[Collected data]

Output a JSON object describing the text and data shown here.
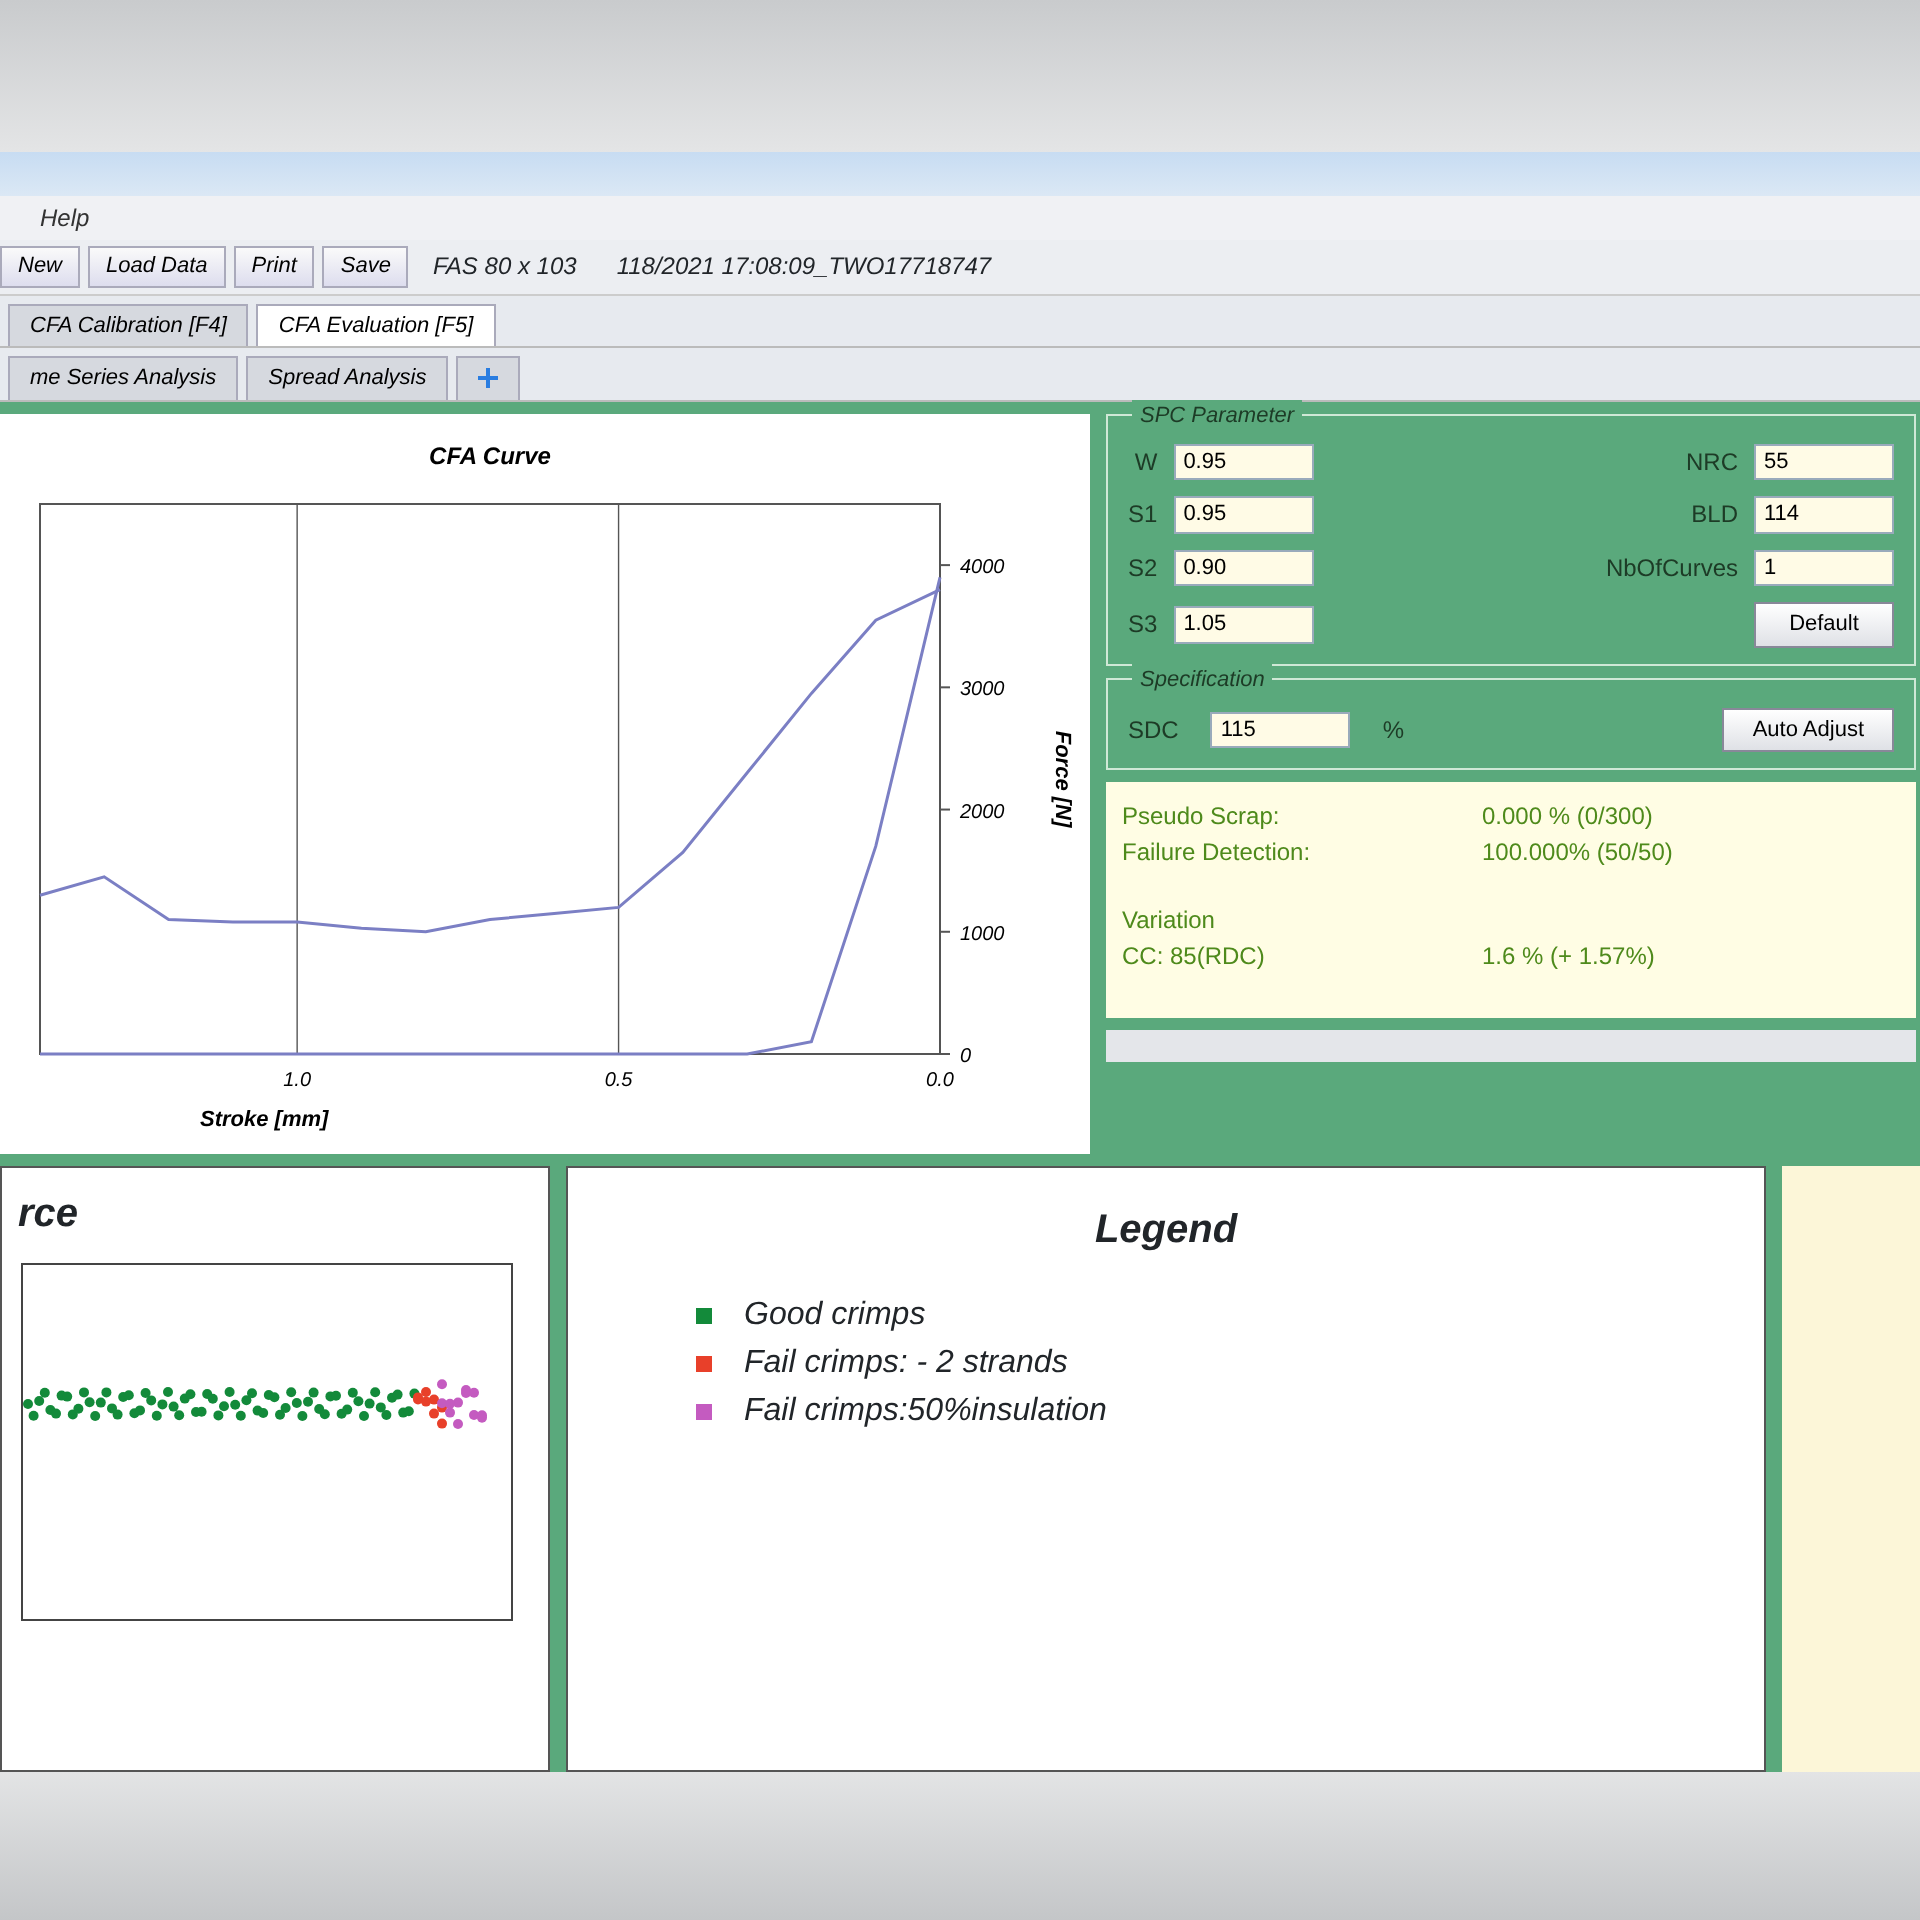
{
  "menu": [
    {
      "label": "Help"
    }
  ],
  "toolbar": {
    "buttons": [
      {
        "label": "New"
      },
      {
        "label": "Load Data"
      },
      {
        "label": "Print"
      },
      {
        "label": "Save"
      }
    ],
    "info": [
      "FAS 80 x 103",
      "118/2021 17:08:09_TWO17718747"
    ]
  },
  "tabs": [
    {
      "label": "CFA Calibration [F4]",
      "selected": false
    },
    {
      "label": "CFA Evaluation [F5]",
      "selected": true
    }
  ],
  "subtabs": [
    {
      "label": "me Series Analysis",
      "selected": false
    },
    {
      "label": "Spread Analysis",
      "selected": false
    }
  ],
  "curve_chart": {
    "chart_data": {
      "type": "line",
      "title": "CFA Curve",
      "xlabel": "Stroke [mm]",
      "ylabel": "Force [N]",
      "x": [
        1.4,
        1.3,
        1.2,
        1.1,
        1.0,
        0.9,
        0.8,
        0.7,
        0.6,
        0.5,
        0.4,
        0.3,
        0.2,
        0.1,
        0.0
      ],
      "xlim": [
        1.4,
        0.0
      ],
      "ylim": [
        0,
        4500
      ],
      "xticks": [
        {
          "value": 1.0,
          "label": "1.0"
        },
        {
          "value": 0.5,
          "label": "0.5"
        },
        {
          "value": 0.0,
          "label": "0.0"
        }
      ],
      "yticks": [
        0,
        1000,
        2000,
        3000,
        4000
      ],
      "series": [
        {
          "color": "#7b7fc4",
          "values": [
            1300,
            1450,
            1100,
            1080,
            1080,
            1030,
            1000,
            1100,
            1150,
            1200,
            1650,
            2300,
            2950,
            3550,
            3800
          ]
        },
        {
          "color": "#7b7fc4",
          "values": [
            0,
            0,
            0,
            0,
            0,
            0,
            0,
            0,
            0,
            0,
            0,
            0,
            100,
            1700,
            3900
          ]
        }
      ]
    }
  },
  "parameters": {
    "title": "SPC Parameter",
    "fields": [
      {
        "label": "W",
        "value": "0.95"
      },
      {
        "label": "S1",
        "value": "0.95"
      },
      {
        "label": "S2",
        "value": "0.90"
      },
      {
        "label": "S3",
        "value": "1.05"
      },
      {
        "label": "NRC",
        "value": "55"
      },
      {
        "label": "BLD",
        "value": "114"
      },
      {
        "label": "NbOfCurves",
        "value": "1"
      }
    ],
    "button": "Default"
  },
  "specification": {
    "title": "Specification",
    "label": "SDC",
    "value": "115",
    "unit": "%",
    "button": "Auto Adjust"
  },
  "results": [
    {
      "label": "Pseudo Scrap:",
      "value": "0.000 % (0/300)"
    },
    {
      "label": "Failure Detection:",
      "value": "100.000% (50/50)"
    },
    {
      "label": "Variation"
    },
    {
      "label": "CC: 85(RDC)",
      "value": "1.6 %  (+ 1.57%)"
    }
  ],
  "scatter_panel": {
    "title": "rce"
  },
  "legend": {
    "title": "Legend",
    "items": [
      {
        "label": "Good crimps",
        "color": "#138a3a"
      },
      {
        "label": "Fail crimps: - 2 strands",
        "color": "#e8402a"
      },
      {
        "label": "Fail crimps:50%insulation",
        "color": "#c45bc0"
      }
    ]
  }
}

*Problem details*. Pull out every line in the material above where "title" occurs.

*Final result*.
      "title": "CFA Curve",
    "title": "SPC Parameter",
    "title": "Specification",
    "title": "rce"
    "title": "Legend",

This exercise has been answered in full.